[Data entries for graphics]
>>

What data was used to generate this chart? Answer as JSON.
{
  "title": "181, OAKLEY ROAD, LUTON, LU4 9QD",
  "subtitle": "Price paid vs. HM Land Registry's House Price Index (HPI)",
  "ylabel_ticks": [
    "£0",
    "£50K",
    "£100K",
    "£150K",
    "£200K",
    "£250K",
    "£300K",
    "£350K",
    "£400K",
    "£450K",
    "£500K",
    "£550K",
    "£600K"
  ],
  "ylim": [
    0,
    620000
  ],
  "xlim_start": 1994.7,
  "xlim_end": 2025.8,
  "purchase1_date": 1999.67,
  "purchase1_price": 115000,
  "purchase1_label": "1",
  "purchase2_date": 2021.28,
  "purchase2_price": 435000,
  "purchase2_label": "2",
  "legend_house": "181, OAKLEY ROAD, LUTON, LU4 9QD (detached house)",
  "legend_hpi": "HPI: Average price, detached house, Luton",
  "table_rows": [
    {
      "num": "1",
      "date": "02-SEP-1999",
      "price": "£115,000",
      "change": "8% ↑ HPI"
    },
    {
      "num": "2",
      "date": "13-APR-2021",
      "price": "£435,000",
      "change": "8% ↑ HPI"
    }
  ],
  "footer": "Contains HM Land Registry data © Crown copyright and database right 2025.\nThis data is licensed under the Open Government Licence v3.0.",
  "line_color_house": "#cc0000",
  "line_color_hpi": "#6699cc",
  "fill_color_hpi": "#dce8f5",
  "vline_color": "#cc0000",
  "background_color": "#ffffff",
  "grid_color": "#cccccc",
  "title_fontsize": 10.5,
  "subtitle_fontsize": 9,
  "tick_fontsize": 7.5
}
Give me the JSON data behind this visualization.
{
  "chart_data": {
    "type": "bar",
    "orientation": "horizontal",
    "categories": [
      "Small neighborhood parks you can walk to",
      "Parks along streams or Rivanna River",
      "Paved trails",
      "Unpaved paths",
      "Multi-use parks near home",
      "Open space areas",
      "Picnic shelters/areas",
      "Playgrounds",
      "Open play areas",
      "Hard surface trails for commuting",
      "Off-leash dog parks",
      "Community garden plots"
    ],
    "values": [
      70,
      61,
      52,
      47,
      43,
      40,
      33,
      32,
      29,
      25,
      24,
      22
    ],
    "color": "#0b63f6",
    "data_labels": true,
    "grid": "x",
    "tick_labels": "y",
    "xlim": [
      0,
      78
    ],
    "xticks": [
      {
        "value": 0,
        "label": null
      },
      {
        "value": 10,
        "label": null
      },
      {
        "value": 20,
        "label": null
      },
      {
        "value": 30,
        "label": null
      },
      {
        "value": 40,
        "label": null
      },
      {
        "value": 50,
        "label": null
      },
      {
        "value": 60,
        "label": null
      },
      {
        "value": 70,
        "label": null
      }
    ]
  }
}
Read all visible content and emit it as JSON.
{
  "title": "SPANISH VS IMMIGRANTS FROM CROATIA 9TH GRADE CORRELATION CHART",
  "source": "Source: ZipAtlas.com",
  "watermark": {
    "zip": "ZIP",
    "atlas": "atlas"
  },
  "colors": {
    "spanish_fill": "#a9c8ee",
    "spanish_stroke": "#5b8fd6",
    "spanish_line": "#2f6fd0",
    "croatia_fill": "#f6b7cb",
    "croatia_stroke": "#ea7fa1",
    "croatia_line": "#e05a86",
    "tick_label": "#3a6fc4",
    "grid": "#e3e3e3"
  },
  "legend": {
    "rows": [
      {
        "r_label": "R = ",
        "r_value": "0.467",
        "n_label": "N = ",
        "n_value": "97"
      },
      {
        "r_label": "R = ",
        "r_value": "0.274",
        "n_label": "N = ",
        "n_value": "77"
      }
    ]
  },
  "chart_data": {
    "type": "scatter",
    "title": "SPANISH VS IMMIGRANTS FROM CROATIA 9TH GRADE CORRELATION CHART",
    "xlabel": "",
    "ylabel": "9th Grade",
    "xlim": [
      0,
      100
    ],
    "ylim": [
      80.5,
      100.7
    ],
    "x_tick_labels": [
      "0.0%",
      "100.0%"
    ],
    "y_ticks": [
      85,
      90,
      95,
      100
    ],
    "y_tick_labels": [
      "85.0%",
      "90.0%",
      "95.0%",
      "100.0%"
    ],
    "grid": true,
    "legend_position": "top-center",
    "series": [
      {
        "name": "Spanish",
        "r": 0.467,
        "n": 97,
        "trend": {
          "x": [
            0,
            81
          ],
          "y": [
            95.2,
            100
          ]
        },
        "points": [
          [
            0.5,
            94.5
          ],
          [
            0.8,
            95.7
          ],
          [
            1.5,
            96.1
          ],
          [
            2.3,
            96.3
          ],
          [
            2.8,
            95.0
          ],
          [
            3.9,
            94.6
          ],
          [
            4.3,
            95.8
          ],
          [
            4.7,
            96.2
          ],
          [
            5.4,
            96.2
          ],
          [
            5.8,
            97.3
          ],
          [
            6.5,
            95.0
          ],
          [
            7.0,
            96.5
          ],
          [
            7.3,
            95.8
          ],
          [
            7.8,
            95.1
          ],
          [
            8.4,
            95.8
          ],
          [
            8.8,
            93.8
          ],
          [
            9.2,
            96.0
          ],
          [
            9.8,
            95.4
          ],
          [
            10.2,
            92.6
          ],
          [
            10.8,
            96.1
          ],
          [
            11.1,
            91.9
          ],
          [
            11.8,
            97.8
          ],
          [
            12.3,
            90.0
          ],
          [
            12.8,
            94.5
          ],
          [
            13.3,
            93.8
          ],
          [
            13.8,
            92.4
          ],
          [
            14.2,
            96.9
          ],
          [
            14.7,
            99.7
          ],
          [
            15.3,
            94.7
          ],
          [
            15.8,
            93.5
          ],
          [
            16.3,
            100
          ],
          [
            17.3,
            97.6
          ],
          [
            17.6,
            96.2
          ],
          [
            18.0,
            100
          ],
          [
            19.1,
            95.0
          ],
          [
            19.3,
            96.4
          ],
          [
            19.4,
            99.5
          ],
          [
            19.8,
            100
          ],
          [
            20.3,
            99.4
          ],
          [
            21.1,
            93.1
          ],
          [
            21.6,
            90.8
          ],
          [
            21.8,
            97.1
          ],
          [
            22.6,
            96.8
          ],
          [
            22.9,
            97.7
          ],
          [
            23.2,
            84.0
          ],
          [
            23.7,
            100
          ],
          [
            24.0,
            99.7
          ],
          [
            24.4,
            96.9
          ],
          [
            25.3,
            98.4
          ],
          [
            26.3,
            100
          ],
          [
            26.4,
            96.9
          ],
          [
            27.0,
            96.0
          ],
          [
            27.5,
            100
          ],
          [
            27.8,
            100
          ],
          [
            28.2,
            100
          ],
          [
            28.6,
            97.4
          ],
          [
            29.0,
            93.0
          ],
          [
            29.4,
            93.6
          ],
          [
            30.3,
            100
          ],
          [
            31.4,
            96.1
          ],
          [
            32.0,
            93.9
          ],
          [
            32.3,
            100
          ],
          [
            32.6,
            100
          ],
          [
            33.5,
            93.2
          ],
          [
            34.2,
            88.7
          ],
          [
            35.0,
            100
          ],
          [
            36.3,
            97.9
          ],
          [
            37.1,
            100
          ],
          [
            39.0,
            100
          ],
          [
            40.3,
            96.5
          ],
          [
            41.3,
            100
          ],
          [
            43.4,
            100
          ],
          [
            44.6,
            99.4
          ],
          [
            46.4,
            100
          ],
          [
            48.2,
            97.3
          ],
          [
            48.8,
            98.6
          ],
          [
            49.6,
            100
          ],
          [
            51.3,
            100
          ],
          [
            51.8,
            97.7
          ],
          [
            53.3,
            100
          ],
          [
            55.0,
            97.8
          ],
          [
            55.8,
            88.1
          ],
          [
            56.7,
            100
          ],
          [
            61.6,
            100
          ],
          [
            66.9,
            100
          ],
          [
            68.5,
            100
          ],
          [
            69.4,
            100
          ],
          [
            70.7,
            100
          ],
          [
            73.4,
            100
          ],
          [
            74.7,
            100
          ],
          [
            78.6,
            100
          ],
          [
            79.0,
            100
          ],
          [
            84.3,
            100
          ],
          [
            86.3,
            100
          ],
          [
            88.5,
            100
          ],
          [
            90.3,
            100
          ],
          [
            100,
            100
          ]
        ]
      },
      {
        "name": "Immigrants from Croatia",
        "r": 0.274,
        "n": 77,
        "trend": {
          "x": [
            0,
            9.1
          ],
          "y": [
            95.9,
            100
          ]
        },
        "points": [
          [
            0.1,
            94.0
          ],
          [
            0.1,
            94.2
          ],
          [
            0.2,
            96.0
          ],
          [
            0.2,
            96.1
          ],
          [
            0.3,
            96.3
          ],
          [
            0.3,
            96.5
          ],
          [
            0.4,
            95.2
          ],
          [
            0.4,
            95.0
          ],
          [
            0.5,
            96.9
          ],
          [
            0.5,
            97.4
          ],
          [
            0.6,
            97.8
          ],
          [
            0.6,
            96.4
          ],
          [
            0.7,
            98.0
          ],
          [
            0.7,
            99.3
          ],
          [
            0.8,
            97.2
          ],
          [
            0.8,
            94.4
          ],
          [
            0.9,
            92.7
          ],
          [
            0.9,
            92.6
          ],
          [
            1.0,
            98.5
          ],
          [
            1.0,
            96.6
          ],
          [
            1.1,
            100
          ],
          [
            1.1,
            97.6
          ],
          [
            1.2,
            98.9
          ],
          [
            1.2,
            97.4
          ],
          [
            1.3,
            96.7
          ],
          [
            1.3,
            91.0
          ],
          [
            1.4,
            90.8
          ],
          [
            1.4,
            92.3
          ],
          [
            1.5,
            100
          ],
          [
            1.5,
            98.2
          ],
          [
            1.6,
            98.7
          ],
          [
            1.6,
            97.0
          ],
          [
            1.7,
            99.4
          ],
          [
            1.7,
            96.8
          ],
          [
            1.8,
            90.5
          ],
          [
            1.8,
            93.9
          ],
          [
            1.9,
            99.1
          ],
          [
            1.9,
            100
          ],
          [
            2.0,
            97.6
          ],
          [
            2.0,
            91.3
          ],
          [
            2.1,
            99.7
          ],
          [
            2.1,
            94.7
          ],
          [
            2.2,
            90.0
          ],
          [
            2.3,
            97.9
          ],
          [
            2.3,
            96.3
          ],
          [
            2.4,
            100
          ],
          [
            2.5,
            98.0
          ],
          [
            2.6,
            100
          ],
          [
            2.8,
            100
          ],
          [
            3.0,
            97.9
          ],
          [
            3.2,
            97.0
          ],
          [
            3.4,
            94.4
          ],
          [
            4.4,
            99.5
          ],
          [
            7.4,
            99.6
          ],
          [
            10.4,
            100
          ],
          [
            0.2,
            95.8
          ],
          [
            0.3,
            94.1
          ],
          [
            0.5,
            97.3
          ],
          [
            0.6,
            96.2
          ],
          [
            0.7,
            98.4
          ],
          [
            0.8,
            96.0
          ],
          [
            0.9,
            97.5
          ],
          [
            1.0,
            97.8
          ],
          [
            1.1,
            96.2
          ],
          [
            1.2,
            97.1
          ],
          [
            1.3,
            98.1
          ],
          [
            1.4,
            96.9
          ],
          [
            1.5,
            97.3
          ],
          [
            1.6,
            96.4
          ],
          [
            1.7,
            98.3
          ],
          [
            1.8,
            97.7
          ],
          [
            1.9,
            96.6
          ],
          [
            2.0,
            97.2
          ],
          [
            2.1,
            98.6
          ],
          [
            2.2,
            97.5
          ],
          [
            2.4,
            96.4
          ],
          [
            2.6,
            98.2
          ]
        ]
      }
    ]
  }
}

<<

**The problem**
Scan the entries above. Copy each line that has the string "JSON".

**Solved problem**
What data was used to generate this chart? Answer as JSON.
Give me the JSON data behind this visualization.
Read all visible content and emit it as JSON.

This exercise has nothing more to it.